The input:
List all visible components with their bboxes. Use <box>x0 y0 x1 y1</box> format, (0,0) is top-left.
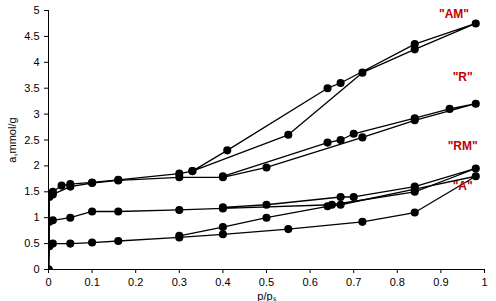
svg-text:0: 0 <box>33 263 39 275</box>
svg-text:0.1: 0.1 <box>84 276 99 288</box>
svg-text:3: 3 <box>33 108 39 120</box>
svg-text:0.8: 0.8 <box>390 276 405 288</box>
svg-text:3.5: 3.5 <box>24 82 39 94</box>
svg-text:0.5: 0.5 <box>24 237 39 249</box>
svg-text:0.3: 0.3 <box>172 276 187 288</box>
svg-text:"RM": "RM" <box>448 139 478 153</box>
svg-text:1: 1 <box>481 276 487 288</box>
svg-text:p/pₛ: p/pₛ <box>257 290 276 301</box>
svg-text:"AM": "AM" <box>439 7 469 21</box>
svg-text:0: 0 <box>45 276 51 288</box>
svg-text:5: 5 <box>33 4 39 16</box>
svg-text:2: 2 <box>33 159 39 171</box>
svg-text:4.5: 4.5 <box>24 30 39 42</box>
svg-text:0.5: 0.5 <box>259 276 274 288</box>
svg-text:1: 1 <box>33 211 39 223</box>
svg-text:0.9: 0.9 <box>433 276 448 288</box>
svg-text:"R": "R" <box>453 70 473 84</box>
svg-text:0.4: 0.4 <box>215 276 230 288</box>
svg-text:1.5: 1.5 <box>24 185 39 197</box>
svg-text:2.5: 2.5 <box>24 134 39 146</box>
svg-text:a,mmol/g: a,mmol/g <box>6 117 18 162</box>
svg-text:0.6: 0.6 <box>302 276 317 288</box>
svg-text:"A": "A" <box>453 179 473 193</box>
svg-text:0.2: 0.2 <box>128 276 143 288</box>
svg-text:4: 4 <box>33 56 39 68</box>
svg-text:0.7: 0.7 <box>346 276 361 288</box>
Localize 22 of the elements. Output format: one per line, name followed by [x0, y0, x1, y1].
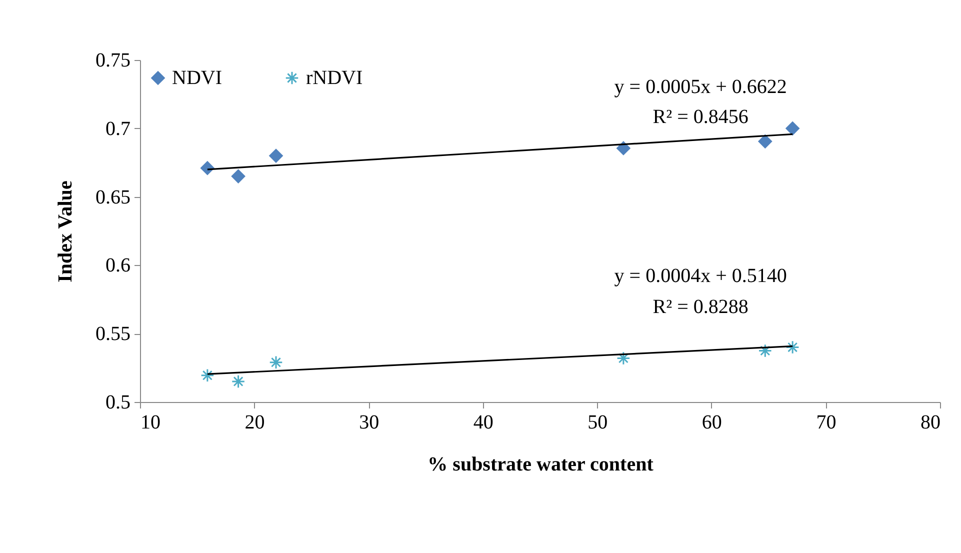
x-axis-title: % substrate water content: [428, 454, 654, 476]
y-tick-label: 0.65: [96, 186, 130, 208]
y-tick-label: 0.55: [96, 323, 130, 346]
y-axis-title: Index Value: [54, 180, 76, 282]
annotation: y = 0.0004x + 0.5140: [614, 265, 787, 288]
y-tick-label: 0.6: [106, 254, 130, 277]
legend-label: rNDVI: [306, 67, 363, 89]
annotation: R² = 0.8288: [652, 296, 748, 318]
x-tick-label: 50: [588, 412, 608, 434]
x-tick-label: 30: [359, 412, 380, 434]
annotation: R² = 0.8456: [652, 106, 748, 128]
y-tick-label: 0.7: [106, 118, 130, 140]
x-tick-label: 70: [816, 412, 836, 434]
y-tick-label: 0.75: [96, 50, 130, 72]
legend-label: NDVI: [172, 67, 222, 89]
annotation: y = 0.0005x + 0.6622: [614, 76, 787, 98]
y-tick-label: 0.5: [106, 392, 130, 414]
x-tick-label: 60: [702, 412, 722, 434]
x-tick-label: 10: [140, 412, 160, 434]
x-tick-label: 80: [920, 412, 940, 434]
x-tick-label: 20: [244, 412, 265, 434]
x-tick-label: 40: [473, 412, 494, 434]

What needs to be done:
Quote every line of the records above word for word, omitting the pictures.

The response:
List all visible components with their bboxes. Use <box>x0 y0 x1 y1</box> format, (0,0) is top-left.
svg-text:0: 0 <box>33 263 39 275</box>
svg-text:0.1: 0.1 <box>84 276 99 288</box>
svg-text:3: 3 <box>33 108 39 120</box>
svg-text:0.8: 0.8 <box>390 276 405 288</box>
svg-text:3.5: 3.5 <box>24 82 39 94</box>
svg-text:0.5: 0.5 <box>24 237 39 249</box>
svg-text:0.3: 0.3 <box>172 276 187 288</box>
svg-text:"RM": "RM" <box>448 139 478 153</box>
svg-text:1: 1 <box>481 276 487 288</box>
svg-text:p/pₛ: p/pₛ <box>257 290 276 301</box>
svg-text:"AM": "AM" <box>439 7 469 21</box>
svg-text:0: 0 <box>45 276 51 288</box>
svg-text:5: 5 <box>33 4 39 16</box>
svg-text:2: 2 <box>33 159 39 171</box>
svg-text:4.5: 4.5 <box>24 30 39 42</box>
svg-text:0.5: 0.5 <box>259 276 274 288</box>
svg-text:1: 1 <box>33 211 39 223</box>
svg-text:0.9: 0.9 <box>433 276 448 288</box>
svg-text:"R": "R" <box>453 70 473 84</box>
svg-text:0.4: 0.4 <box>215 276 230 288</box>
svg-text:1.5: 1.5 <box>24 185 39 197</box>
svg-text:2.5: 2.5 <box>24 134 39 146</box>
svg-text:a,mmol/g: a,mmol/g <box>6 117 18 162</box>
svg-text:0.6: 0.6 <box>302 276 317 288</box>
svg-text:"A": "A" <box>453 179 473 193</box>
svg-text:0.2: 0.2 <box>128 276 143 288</box>
svg-text:4: 4 <box>33 56 39 68</box>
svg-text:0.7: 0.7 <box>346 276 361 288</box>
Localize 22 of the elements. Output format: one per line, name followed by [x0, y0, x1, y1].
x-axis-title: % substrate water content: [428, 454, 654, 476]
y-tick-label: 0.65: [96, 186, 130, 208]
y-tick-label: 0.55: [96, 323, 130, 346]
y-axis-title: Index Value: [54, 180, 76, 282]
annotation: y = 0.0004x + 0.5140: [614, 265, 787, 288]
y-tick-label: 0.6: [106, 254, 130, 277]
legend-label: rNDVI: [306, 67, 363, 89]
annotation: R² = 0.8288: [652, 296, 748, 318]
x-tick-label: 50: [588, 412, 608, 434]
x-tick-label: 30: [359, 412, 380, 434]
annotation: R² = 0.8456: [652, 106, 748, 128]
y-tick-label: 0.7: [106, 118, 130, 140]
x-tick-label: 70: [816, 412, 836, 434]
y-tick-label: 0.75: [96, 50, 130, 72]
legend-label: NDVI: [172, 67, 222, 89]
annotation: y = 0.0005x + 0.6622: [614, 76, 787, 98]
y-tick-label: 0.5: [106, 392, 130, 414]
x-tick-label: 60: [702, 412, 722, 434]
x-tick-label: 10: [140, 412, 160, 434]
x-tick-label: 80: [920, 412, 940, 434]
x-tick-label: 20: [244, 412, 265, 434]
x-tick-label: 40: [473, 412, 494, 434]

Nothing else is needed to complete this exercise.